# TASK INSTRUCTIONS
Every line holding the word "mejorar" counts once. Give the total, nothing more.

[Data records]
[START]
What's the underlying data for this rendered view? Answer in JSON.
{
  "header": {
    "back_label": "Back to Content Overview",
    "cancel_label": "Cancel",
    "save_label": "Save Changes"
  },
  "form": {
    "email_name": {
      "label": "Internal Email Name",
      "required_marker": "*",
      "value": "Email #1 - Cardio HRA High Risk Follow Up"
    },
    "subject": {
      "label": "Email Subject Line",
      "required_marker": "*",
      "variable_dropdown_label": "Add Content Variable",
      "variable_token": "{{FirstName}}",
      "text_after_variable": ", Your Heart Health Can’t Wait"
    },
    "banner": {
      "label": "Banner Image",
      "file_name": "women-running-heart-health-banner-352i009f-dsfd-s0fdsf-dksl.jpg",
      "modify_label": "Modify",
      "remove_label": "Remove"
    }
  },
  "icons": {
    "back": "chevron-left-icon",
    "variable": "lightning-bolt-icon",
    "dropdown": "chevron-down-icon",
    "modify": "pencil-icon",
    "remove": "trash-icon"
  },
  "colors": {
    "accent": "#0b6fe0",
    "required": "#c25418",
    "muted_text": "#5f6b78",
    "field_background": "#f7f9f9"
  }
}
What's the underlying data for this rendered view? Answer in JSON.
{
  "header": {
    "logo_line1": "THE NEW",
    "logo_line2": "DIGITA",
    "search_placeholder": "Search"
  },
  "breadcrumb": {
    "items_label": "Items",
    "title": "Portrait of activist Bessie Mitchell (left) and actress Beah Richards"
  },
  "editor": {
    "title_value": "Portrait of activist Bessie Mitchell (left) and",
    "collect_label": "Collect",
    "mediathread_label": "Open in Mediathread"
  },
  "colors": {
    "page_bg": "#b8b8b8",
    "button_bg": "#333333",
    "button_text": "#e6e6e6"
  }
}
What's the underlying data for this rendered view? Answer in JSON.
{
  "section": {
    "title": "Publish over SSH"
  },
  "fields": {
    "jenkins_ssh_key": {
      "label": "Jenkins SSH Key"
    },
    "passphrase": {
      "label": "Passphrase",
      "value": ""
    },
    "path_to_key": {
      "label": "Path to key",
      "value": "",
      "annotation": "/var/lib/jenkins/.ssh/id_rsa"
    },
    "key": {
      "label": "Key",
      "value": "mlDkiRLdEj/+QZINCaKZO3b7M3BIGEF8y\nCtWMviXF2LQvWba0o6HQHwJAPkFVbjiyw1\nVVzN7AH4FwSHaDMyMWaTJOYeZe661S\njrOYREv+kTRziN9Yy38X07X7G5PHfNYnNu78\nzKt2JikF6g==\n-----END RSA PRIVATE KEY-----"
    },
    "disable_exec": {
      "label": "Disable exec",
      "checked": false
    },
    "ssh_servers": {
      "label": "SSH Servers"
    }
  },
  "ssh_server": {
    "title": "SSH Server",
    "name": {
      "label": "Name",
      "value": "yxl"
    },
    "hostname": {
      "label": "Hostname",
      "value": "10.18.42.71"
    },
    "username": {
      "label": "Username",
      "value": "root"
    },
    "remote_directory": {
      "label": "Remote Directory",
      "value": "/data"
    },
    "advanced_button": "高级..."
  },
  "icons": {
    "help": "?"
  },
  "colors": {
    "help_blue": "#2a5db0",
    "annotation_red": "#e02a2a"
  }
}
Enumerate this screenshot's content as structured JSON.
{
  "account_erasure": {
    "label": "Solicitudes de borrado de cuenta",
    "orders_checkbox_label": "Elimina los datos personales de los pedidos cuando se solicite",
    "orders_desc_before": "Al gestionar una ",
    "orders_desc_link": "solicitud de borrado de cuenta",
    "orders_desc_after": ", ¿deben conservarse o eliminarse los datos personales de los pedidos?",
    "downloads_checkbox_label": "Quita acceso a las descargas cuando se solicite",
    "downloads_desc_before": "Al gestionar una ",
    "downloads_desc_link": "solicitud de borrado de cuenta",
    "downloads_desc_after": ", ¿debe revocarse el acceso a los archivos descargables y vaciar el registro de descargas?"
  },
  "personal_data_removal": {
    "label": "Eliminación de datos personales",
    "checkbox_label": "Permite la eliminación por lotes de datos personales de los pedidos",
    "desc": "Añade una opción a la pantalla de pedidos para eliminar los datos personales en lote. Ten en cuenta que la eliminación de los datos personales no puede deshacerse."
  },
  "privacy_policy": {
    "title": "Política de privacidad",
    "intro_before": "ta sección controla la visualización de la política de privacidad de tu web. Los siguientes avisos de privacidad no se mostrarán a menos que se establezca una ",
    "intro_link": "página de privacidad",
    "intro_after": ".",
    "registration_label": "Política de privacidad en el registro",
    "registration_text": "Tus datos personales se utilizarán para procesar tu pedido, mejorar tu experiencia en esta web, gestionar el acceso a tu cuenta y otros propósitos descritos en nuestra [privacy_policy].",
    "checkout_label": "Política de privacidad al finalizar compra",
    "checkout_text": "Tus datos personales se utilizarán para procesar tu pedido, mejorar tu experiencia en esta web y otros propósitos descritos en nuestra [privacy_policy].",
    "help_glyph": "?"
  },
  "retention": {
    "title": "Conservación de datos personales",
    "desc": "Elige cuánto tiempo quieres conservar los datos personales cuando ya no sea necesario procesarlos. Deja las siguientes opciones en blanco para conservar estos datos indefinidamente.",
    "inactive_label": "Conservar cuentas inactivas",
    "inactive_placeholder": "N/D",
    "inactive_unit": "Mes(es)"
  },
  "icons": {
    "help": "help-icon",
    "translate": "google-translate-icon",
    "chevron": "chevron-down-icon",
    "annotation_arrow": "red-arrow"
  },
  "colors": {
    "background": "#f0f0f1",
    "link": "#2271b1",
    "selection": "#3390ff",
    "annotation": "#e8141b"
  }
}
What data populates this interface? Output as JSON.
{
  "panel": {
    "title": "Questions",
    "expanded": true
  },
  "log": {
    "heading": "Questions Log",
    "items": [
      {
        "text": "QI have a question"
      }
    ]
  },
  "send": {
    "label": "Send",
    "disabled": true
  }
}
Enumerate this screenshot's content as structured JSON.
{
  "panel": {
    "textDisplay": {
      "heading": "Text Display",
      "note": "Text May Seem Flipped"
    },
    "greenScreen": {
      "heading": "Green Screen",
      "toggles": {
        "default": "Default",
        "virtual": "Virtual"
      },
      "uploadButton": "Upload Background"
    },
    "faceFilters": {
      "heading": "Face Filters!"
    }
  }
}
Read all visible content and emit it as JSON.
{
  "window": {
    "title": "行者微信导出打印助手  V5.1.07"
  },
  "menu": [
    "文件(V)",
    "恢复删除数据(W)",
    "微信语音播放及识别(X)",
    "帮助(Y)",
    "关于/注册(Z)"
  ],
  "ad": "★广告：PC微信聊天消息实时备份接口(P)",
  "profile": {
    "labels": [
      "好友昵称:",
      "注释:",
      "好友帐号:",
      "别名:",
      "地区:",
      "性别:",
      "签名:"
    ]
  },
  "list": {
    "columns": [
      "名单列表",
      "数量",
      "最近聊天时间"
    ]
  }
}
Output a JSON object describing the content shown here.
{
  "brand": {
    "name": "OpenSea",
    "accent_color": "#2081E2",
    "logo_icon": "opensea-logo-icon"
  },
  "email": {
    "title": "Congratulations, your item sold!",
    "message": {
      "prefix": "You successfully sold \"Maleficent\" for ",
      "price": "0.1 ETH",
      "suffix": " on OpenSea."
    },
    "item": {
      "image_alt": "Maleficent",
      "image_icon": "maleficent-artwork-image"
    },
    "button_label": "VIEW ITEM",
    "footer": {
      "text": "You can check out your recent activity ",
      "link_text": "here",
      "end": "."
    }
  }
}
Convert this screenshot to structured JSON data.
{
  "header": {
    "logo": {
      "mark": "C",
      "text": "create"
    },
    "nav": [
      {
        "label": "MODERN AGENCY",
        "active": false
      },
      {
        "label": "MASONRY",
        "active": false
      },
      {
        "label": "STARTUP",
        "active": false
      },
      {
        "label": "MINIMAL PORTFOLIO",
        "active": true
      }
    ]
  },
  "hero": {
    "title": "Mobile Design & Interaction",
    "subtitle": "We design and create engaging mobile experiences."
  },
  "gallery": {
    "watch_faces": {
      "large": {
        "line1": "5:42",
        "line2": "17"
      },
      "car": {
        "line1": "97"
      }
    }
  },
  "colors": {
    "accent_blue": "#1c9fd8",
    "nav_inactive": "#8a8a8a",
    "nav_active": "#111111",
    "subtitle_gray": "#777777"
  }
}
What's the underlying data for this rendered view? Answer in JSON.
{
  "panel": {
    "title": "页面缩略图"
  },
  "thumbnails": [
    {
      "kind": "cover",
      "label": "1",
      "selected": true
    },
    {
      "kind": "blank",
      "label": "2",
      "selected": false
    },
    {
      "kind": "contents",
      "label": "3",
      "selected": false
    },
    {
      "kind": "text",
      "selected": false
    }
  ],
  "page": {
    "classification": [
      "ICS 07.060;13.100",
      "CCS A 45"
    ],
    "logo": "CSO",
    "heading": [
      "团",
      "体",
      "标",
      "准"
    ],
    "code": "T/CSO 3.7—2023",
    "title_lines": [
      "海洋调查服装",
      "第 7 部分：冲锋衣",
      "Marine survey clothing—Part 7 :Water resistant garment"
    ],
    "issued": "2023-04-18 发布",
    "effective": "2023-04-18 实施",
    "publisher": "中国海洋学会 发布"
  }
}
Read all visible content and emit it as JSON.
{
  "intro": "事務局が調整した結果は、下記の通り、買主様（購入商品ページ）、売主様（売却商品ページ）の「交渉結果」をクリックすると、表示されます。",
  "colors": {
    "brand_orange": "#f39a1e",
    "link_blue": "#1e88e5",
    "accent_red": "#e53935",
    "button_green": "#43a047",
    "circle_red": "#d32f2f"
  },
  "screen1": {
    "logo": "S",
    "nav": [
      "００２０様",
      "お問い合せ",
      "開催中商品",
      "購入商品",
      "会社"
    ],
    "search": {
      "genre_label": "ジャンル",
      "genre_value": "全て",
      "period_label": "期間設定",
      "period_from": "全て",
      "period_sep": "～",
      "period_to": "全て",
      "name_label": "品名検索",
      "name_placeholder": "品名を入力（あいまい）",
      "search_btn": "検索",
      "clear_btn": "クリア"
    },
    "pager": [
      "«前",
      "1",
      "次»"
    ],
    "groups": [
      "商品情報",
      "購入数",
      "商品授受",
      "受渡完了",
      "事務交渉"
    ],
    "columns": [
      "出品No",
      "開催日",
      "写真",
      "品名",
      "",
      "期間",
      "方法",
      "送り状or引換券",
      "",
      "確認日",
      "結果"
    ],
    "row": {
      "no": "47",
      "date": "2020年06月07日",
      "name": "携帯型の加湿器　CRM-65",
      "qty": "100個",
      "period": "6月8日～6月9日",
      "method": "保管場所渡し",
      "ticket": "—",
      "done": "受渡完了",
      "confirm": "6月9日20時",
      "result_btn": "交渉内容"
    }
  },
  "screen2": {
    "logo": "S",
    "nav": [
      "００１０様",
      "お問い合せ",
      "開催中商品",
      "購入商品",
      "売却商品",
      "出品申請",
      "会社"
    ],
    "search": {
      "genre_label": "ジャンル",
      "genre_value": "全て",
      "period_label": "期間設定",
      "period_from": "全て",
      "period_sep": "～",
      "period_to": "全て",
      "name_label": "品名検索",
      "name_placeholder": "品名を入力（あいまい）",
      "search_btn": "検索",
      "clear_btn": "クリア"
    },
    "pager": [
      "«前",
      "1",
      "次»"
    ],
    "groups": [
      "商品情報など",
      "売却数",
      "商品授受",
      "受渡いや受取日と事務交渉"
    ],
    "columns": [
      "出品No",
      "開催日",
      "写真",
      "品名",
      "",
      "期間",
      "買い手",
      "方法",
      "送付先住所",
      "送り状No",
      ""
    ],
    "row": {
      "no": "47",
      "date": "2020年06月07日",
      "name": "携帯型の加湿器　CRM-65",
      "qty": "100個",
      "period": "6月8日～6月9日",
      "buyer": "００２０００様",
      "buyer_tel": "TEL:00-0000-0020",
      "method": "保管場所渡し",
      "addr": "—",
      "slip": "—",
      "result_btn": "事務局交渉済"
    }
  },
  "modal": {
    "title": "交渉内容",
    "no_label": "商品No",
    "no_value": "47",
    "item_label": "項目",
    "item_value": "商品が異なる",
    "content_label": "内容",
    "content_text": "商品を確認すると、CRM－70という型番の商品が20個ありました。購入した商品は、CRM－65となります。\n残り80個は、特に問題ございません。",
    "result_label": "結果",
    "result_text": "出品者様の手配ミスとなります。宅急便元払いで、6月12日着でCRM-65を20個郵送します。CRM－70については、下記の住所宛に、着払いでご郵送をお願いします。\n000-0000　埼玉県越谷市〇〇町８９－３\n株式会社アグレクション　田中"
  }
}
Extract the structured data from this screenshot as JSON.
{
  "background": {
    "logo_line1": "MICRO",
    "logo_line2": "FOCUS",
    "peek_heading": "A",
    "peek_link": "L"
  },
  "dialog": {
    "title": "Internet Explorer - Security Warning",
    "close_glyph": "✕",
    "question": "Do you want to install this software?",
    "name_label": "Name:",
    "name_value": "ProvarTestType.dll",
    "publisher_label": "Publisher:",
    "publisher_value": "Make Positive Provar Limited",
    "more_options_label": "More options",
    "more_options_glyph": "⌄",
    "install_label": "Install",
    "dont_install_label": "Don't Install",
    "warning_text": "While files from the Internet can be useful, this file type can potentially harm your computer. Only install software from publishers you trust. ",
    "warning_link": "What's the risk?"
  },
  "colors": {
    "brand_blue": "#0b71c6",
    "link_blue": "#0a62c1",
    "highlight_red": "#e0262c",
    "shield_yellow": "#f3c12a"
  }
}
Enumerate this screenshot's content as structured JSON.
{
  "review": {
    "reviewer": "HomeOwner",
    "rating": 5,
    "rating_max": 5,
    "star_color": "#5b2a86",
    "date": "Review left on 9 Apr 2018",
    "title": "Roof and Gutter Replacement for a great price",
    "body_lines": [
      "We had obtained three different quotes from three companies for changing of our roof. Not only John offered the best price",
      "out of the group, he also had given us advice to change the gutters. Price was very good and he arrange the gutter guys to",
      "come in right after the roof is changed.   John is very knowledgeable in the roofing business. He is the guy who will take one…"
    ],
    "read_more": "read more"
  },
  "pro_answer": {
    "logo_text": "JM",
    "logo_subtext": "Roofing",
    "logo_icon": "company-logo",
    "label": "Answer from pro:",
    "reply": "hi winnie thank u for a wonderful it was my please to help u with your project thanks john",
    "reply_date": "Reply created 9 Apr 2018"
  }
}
[END]
# TASK SOLUTION
2